Entries from a visual dataset

(begin)

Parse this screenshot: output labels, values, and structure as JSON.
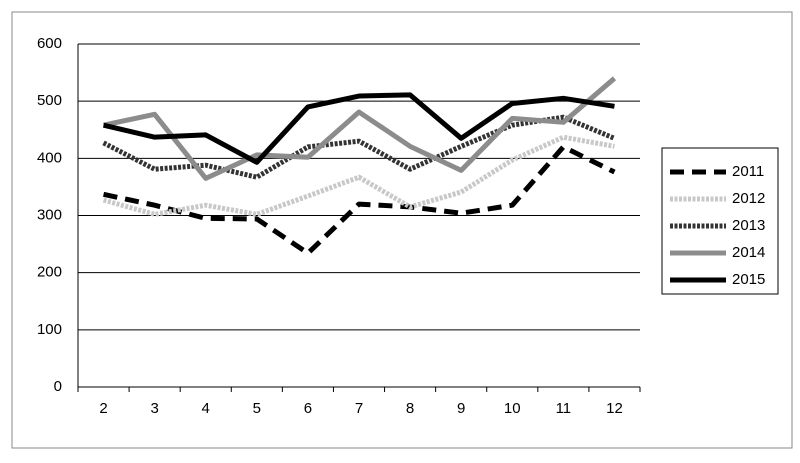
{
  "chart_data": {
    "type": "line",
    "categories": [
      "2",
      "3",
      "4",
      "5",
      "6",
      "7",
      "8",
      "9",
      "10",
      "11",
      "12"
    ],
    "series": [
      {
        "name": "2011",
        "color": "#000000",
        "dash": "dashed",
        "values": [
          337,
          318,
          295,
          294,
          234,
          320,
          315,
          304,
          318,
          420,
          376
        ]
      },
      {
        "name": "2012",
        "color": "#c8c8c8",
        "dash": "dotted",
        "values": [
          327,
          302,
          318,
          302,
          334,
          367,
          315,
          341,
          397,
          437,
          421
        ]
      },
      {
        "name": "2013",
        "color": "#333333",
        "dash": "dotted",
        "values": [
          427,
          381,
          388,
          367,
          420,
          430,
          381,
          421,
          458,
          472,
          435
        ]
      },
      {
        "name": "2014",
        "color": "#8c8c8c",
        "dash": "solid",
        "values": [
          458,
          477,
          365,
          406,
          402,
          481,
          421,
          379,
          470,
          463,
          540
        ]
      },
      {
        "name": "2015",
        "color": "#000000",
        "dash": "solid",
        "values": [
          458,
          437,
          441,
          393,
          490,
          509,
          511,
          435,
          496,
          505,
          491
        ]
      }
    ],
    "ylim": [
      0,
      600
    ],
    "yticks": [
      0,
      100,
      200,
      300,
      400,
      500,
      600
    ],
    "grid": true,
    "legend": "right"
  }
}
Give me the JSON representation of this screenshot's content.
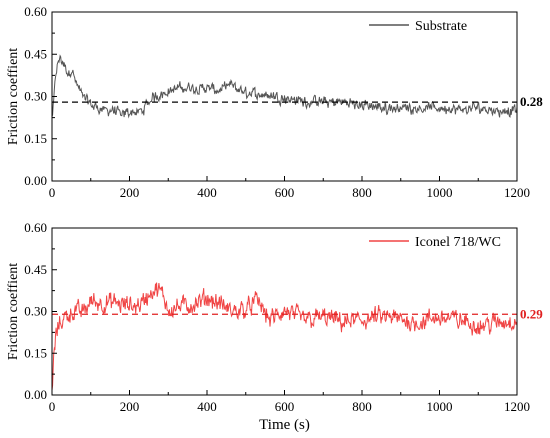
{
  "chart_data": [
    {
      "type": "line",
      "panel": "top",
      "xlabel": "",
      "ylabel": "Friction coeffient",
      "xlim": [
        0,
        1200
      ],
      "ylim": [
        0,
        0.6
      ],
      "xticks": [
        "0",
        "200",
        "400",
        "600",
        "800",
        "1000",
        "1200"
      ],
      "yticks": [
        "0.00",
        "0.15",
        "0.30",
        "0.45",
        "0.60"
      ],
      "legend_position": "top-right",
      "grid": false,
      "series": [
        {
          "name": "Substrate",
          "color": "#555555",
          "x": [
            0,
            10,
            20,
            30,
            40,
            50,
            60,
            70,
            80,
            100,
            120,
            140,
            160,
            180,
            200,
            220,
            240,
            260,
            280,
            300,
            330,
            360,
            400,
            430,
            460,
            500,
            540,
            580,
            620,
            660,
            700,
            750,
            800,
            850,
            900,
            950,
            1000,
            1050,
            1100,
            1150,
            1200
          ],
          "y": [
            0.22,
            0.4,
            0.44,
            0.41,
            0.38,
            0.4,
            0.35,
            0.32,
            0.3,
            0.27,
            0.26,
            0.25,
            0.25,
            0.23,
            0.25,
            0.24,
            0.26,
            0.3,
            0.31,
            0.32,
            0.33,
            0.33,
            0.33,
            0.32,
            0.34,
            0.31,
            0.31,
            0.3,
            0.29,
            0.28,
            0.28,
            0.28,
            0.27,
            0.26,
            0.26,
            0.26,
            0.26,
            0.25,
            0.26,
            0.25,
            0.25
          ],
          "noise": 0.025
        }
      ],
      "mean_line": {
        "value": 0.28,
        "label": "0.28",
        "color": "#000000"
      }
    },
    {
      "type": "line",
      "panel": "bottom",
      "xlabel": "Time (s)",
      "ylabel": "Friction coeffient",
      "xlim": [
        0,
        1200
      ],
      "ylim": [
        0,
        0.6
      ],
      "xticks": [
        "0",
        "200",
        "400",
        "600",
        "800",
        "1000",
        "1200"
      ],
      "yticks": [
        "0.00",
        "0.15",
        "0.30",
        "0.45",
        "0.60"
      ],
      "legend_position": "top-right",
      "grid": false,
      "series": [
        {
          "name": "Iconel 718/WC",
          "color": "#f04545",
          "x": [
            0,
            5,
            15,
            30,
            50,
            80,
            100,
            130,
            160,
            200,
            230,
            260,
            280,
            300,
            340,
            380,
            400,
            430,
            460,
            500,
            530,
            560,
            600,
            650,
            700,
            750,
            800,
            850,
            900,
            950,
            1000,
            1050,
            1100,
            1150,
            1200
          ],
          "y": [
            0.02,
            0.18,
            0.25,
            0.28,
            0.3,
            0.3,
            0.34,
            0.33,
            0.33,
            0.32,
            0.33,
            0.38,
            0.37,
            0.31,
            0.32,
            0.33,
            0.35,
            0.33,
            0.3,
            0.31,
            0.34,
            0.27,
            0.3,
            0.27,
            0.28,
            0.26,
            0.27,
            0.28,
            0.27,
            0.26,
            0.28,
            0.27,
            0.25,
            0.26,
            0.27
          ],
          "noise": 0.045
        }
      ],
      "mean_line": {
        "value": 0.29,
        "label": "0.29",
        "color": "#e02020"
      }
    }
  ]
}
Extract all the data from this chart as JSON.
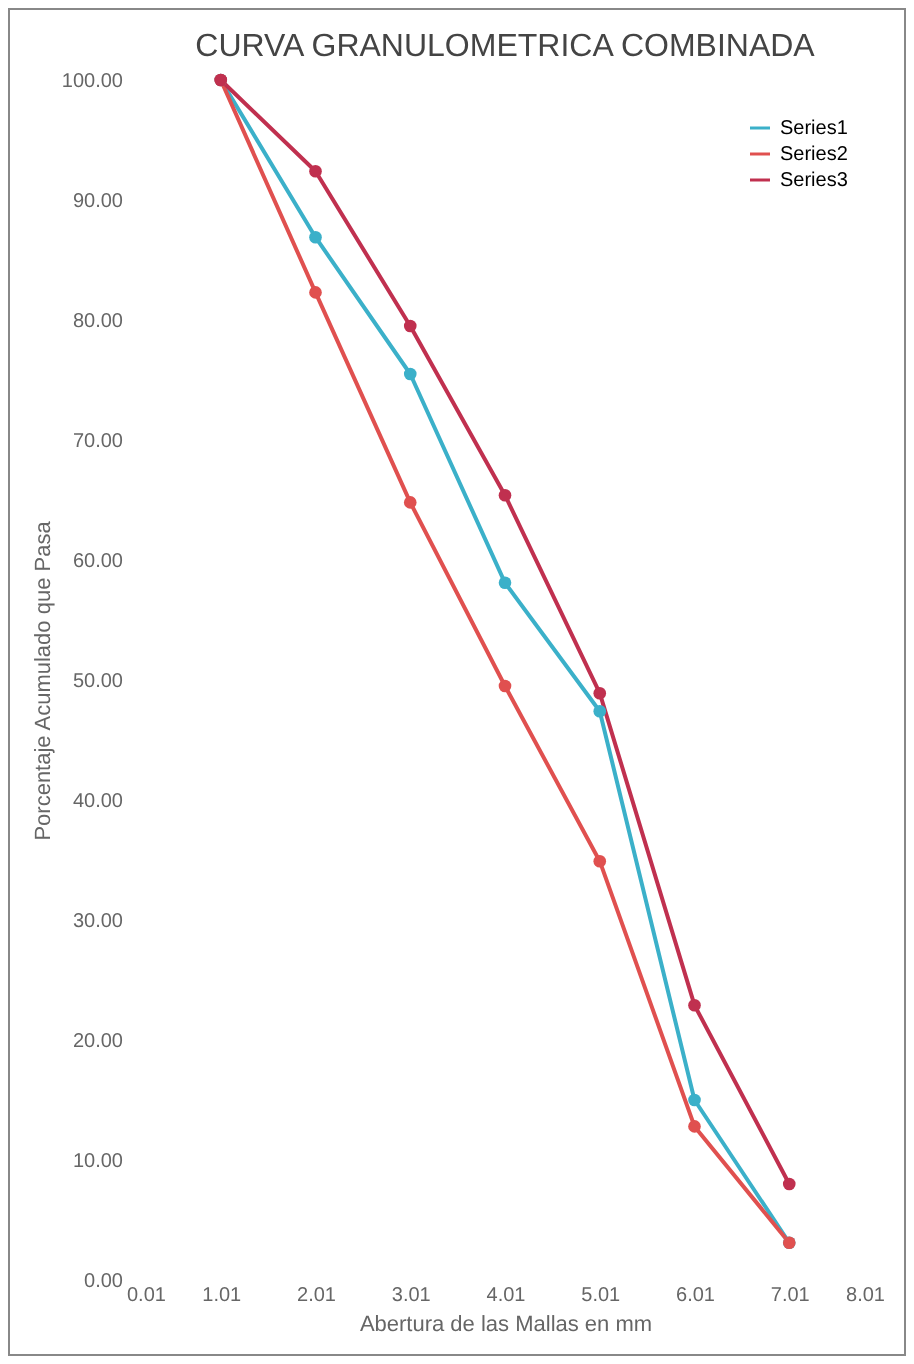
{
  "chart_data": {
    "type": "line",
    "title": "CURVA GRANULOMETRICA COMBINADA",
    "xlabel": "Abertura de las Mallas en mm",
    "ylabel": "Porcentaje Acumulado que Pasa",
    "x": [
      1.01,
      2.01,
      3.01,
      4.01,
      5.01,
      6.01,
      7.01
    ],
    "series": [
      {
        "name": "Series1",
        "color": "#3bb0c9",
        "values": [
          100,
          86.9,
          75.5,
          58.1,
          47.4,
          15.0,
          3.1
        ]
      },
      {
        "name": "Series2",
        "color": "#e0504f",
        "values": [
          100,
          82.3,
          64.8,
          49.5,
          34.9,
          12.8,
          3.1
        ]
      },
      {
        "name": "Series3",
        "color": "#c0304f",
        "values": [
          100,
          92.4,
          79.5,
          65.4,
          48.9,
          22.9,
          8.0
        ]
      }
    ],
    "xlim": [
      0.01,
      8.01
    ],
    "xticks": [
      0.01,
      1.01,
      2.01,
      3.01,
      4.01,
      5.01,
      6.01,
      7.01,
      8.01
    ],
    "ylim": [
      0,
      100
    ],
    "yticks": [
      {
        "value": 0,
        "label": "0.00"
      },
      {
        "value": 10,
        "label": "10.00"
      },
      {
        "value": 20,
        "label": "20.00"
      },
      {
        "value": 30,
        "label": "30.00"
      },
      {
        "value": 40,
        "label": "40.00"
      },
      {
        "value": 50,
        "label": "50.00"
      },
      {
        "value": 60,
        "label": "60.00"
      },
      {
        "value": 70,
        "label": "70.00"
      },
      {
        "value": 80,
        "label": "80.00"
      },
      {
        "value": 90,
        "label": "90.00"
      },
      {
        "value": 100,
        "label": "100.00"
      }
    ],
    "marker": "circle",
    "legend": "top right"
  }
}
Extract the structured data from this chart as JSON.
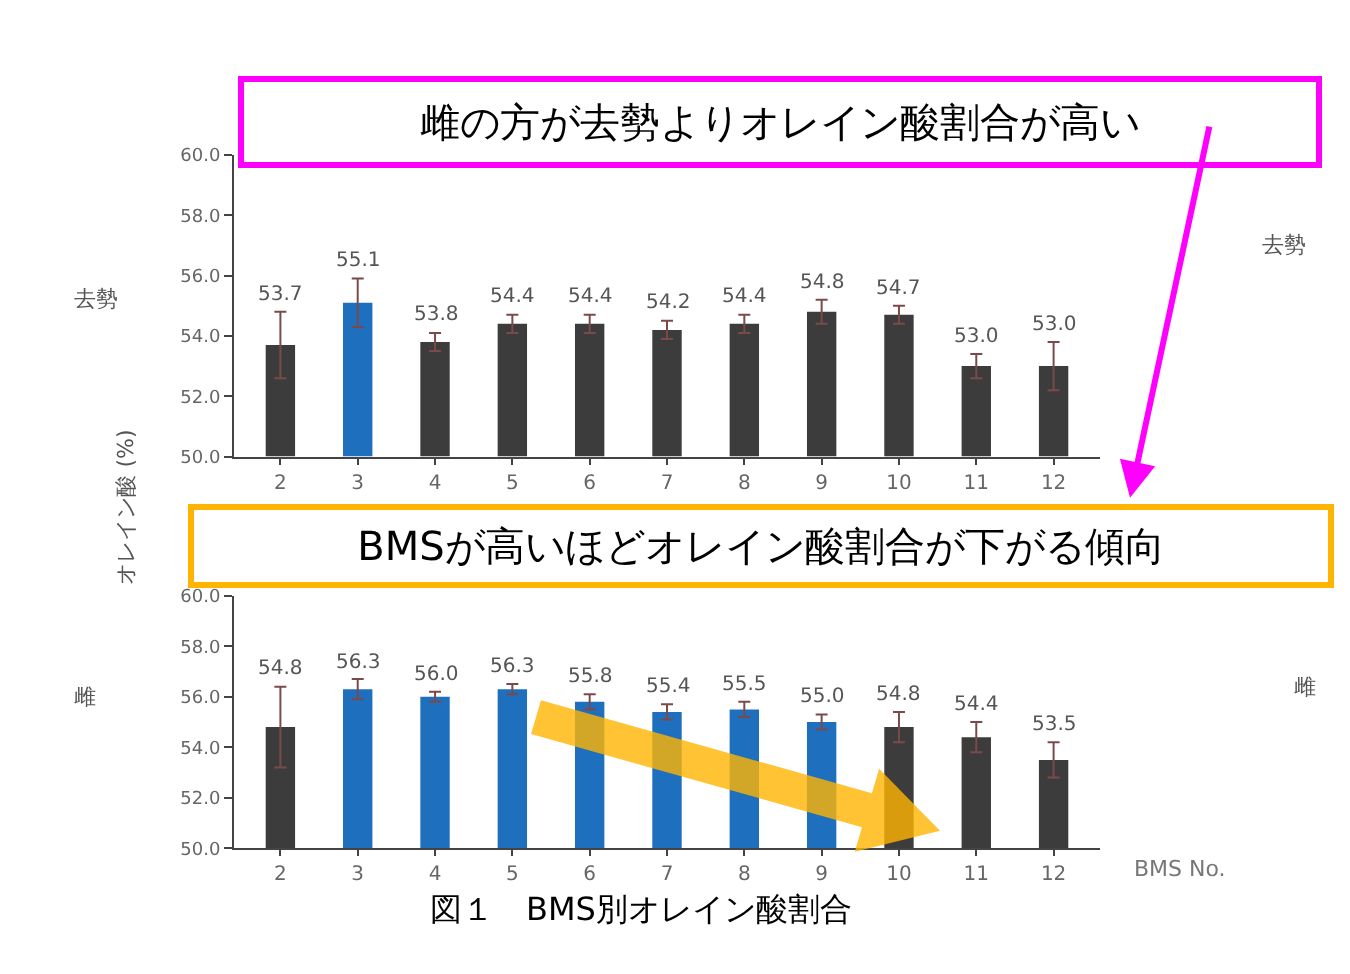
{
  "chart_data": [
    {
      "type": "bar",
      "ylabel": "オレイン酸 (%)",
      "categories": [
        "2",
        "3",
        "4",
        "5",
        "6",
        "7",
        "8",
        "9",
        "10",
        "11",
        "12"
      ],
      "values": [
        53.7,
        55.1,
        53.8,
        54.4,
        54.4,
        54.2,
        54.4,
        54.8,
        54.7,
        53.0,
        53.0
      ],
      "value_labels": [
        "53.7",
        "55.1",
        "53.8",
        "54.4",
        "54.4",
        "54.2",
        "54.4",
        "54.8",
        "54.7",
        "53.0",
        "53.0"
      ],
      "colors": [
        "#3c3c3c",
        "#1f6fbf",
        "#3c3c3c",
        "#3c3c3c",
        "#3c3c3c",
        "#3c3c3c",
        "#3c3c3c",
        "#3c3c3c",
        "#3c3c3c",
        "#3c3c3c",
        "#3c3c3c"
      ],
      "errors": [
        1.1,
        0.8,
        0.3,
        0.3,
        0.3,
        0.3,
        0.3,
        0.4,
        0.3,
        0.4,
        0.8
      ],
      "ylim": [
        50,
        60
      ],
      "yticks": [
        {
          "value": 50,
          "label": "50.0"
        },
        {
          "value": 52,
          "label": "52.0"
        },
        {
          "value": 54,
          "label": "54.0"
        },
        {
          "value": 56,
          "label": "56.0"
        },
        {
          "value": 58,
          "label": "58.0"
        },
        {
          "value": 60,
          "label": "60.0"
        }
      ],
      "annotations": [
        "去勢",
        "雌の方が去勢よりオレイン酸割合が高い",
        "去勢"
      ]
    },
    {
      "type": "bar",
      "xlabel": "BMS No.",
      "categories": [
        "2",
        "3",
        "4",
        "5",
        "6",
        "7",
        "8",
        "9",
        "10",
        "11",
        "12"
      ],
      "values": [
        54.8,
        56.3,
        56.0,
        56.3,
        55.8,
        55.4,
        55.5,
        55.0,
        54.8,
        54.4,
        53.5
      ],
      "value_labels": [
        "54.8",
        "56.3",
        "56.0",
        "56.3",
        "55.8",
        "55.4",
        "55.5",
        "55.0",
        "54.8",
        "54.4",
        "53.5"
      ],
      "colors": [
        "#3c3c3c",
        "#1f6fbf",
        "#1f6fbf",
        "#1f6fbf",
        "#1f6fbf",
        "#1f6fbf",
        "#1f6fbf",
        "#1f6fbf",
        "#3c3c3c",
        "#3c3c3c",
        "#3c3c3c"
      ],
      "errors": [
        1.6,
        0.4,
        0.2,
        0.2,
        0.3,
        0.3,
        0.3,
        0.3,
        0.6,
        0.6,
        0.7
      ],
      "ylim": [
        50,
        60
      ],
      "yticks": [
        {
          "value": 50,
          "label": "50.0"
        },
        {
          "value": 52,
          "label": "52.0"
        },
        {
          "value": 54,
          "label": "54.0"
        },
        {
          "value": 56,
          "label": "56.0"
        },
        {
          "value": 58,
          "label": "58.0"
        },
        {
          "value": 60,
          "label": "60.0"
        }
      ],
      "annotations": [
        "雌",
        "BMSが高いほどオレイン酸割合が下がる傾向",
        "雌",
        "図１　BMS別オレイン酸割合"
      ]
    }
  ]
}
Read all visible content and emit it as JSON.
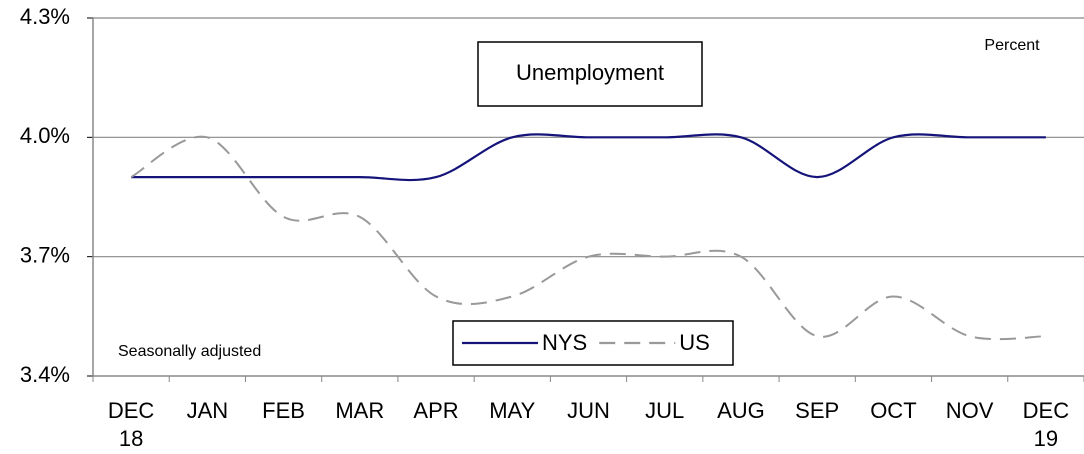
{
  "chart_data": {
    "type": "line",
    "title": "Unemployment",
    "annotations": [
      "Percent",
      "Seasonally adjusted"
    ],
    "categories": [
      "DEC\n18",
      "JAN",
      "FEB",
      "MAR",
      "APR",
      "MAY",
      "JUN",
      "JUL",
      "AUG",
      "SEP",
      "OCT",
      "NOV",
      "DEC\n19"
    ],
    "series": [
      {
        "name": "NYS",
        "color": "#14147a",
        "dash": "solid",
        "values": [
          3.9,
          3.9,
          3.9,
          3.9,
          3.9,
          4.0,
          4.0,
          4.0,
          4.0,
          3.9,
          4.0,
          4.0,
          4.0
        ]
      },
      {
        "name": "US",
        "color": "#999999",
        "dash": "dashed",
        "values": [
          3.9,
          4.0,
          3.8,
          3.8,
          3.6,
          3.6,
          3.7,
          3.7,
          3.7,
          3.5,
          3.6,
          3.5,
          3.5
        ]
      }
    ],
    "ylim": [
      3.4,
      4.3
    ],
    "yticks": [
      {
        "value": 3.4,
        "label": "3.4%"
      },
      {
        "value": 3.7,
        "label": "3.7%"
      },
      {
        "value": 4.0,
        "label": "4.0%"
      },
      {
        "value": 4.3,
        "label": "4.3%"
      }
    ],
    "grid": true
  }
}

(end)

DO THIS.
Search the listing for the word "JSON" and return each line that holds it.

RESULT BELOW.
Parse this screenshot: output labels, values, and structure as JSON.
Give me the JSON representation of this screenshot's content.
Extract all the data from this chart as JSON.
Extract the structured data from this chart as JSON.
Read all visible content and emit it as JSON.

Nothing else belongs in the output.